-- START OF Task material --
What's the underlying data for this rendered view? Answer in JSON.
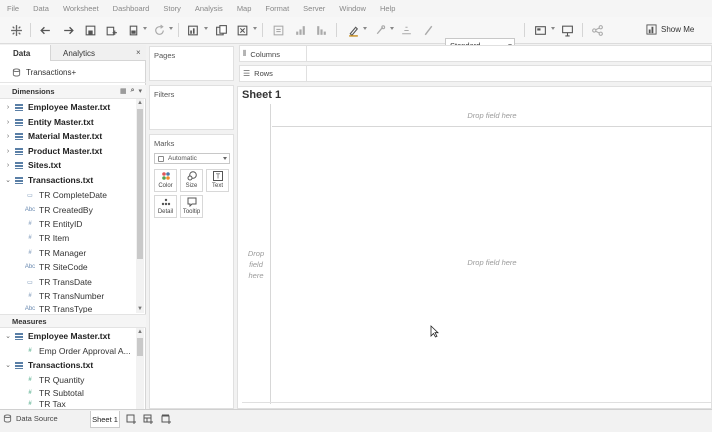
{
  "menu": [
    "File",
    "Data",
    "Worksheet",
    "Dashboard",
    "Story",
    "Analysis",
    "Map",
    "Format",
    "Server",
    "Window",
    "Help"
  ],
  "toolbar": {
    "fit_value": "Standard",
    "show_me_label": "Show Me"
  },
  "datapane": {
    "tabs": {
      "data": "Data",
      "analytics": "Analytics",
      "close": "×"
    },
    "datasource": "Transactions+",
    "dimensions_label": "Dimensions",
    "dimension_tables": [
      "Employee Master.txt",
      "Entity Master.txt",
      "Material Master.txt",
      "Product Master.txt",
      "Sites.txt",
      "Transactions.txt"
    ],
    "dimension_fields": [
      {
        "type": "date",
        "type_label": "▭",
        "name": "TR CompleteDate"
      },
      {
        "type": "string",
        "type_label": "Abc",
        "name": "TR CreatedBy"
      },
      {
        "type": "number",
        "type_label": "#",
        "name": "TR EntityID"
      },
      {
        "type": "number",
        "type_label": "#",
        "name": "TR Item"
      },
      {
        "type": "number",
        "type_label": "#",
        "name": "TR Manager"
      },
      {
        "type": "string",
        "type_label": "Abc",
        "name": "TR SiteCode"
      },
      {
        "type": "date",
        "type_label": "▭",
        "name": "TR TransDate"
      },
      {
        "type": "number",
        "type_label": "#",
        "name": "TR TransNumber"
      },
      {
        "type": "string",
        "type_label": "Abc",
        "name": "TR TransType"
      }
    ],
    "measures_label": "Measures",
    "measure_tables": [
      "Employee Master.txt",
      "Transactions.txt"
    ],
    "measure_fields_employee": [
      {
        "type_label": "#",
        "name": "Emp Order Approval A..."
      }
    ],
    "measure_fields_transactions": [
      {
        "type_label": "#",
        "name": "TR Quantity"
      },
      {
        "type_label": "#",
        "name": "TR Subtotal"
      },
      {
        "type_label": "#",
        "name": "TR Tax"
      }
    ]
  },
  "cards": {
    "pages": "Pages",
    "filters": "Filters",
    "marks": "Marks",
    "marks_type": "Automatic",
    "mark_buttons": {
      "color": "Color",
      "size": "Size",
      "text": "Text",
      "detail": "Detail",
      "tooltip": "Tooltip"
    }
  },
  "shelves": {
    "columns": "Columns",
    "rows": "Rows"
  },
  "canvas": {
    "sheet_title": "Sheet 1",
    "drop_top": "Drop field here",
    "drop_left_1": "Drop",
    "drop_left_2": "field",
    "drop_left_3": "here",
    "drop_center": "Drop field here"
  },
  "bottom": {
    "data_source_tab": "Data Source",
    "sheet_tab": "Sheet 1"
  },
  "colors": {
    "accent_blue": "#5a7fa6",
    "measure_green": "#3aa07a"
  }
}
-- END OF Task material --
*Your objective:* Each entry should be repeated exactly as it appears; the pictures stay out.

*Response for this exercise:*
What's the underlying data for this rendered view? Answer in JSON.
{
  "menu": [
    "File",
    "Data",
    "Worksheet",
    "Dashboard",
    "Story",
    "Analysis",
    "Map",
    "Format",
    "Server",
    "Window",
    "Help"
  ],
  "toolbar": {
    "fit_value": "Standard",
    "show_me_label": "Show Me"
  },
  "datapane": {
    "tabs": {
      "data": "Data",
      "analytics": "Analytics",
      "close": "×"
    },
    "datasource": "Transactions+",
    "dimensions_label": "Dimensions",
    "dimension_tables": [
      "Employee Master.txt",
      "Entity Master.txt",
      "Material Master.txt",
      "Product Master.txt",
      "Sites.txt",
      "Transactions.txt"
    ],
    "dimension_fields": [
      {
        "type": "date",
        "type_label": "▭",
        "name": "TR CompleteDate"
      },
      {
        "type": "string",
        "type_label": "Abc",
        "name": "TR CreatedBy"
      },
      {
        "type": "number",
        "type_label": "#",
        "name": "TR EntityID"
      },
      {
        "type": "number",
        "type_label": "#",
        "name": "TR Item"
      },
      {
        "type": "number",
        "type_label": "#",
        "name": "TR Manager"
      },
      {
        "type": "string",
        "type_label": "Abc",
        "name": "TR SiteCode"
      },
      {
        "type": "date",
        "type_label": "▭",
        "name": "TR TransDate"
      },
      {
        "type": "number",
        "type_label": "#",
        "name": "TR TransNumber"
      },
      {
        "type": "string",
        "type_label": "Abc",
        "name": "TR TransType"
      }
    ],
    "measures_label": "Measures",
    "measure_tables": [
      "Employee Master.txt",
      "Transactions.txt"
    ],
    "measure_fields_employee": [
      {
        "type_label": "#",
        "name": "Emp Order Approval A..."
      }
    ],
    "measure_fields_transactions": [
      {
        "type_label": "#",
        "name": "TR Quantity"
      },
      {
        "type_label": "#",
        "name": "TR Subtotal"
      },
      {
        "type_label": "#",
        "name": "TR Tax"
      }
    ]
  },
  "cards": {
    "pages": "Pages",
    "filters": "Filters",
    "marks": "Marks",
    "marks_type": "Automatic",
    "mark_buttons": {
      "color": "Color",
      "size": "Size",
      "text": "Text",
      "detail": "Detail",
      "tooltip": "Tooltip"
    }
  },
  "shelves": {
    "columns": "Columns",
    "rows": "Rows"
  },
  "canvas": {
    "sheet_title": "Sheet 1",
    "drop_top": "Drop field here",
    "drop_left_1": "Drop",
    "drop_left_2": "field",
    "drop_left_3": "here",
    "drop_center": "Drop field here"
  },
  "bottom": {
    "data_source_tab": "Data Source",
    "sheet_tab": "Sheet 1"
  },
  "colors": {
    "accent_blue": "#5a7fa6",
    "measure_green": "#3aa07a"
  }
}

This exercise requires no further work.